_EXTRAIT FOURNI_.
____________
Ils sont rares les éleveurs à tondre leurs moutons pour récupérer la laine. Eric et Paul de Latour, éleveurs bio en Ariège sont de ceux-là. Le jour où ils ont tondu leurs 856 brebis, j’étais là avec mon appareil photo et mon stylo. Récit.

A moutons

On pourrait croire que la pratique est banale, il n’en est rien. Valoriser la laine de ses moutons semble relever du siècle dernier. En 2015, quand les éleveurs font la boule à zéro de leur troupeau, au pire ils jettent la tonsure ; au mieux, ils la cèdent à des négociants pour trois francs six sous. La laine est alors vendue moins chère que le prix de revient de la tonte. Et c’est ainsi que la laine finit souvent dans les futons japonais.

Tondeur sachant tondre un mouton en moins d'une minute.
Tondeur sachant tondre un mouton en moins d’une minute.

Eric de Latour et son fils Paul, pourtant très XXIe siècle ont décidé cette année de valoriser la laine de leurs moutons sous forme de fil, de laine cardée, de flocons, couettes et j’en passe. Pour pouvoir utiliser leur laine, ils ont fait appel à Olivia, animatrice et coordinatrice de la filière laine en Ariège. Son but ? Valoriser la laine locale et donner du sens à une ressource considérée aujourd’hui comme un déchet. Le travail de la jeune femme est de montrer aux éleveurs les possibilités de transformation de la laine localement et de les aider à la commercialiser. Le travail d’Olivia passe aussi par la sensibilisation des consommateurs pour redonner du sens au terme « laine », lorsque la plupart des placards ne sont plus que fibres synthétiques.

« La transformation de la laine française s’est écroulée dans les années 80, raconte la spécialiste. Deux événements sont à l’origine de cette crise. L’apparition des fibres synthétiques et l’industrialisation. » En effet, les élevages de moutons « à laine » se sont développés en Nouvelle-Zélande, Australie, Afrique du Sud et Amérique du Sud, là où de grandes plaines permettent l’installation de troupeaux homogènes, avec un mode d’élevage intensif. « En France, où les races ovines sont rustiques et différentes, l’uniformisation est impensable. »

Brebis dans les starting blocks.
Brebis dans les starting blocks.
____________
(Éléments du jeu de données enregistrés)
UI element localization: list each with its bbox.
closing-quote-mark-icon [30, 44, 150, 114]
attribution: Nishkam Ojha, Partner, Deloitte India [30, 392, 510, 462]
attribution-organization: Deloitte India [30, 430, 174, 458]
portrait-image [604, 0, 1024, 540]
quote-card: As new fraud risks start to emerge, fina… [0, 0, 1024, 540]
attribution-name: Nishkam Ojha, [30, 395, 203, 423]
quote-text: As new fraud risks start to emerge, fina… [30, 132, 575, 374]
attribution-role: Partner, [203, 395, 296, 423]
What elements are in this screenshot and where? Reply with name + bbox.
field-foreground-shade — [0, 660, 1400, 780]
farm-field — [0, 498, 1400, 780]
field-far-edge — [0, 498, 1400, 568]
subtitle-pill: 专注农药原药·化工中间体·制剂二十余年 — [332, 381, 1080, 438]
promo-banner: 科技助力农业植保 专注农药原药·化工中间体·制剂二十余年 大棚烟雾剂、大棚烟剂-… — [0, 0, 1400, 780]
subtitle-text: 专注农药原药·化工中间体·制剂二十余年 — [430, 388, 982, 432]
____________
_CONSIGNES_.
1/ Répondez à ces questions sur le texte consacré à la tonte des brebis :
(a) Combien de brebis Eric et Paul de Latour ont-ils tondues ?
(b) Quelle fonction Olivia occupe-t-elle ?
(c) Selon Olivia, dans quelle décennie la transformation de la laine française s'est-elle écroulée ?
2/ Reformulez en liste JSON de chaînes les lignes de la liste, à raison d'une chaîne par ligne et sans les lignes vides. Partez du début de la liste et allez jusqu'à la ligne contenant "attribution-role: Partner, [203, 395, 296, 423]", celle-ci comprise.
Le texte et la liste n'ont aucun rapport entre eux.

_RÉPONSES DANS L'ORDRE_.
1/
(a) 856 brebis.
(b) Animatrice et coordinatrice de la filière laine en Ariège.
(c) Dans les années 80.

2/
[
  "UI element localization: list each with its bbox.",
  "closing-quote-mark-icon [30, 44, 150, 114]",
  "attribution: Nishkam Ojha, Partner, Deloitte India [30, 392, 510, 462]",
  "attribution-organization: Deloitte India [30, 430, 174, 458]",
  "portrait-image [604, 0, 1024, 540]",
  "quote-card: As new fraud risks start to emerge, fina… [0, 0, 1024, 540]",
  "attribution-name: Nishkam Ojha, [30, 395, 203, 423]",
  "quote-text: As new fraud risks start to emerge, fina… [30, 132, 575, 374]",
  "attribution-role: Partner, [203, 395, 296, 423]"
]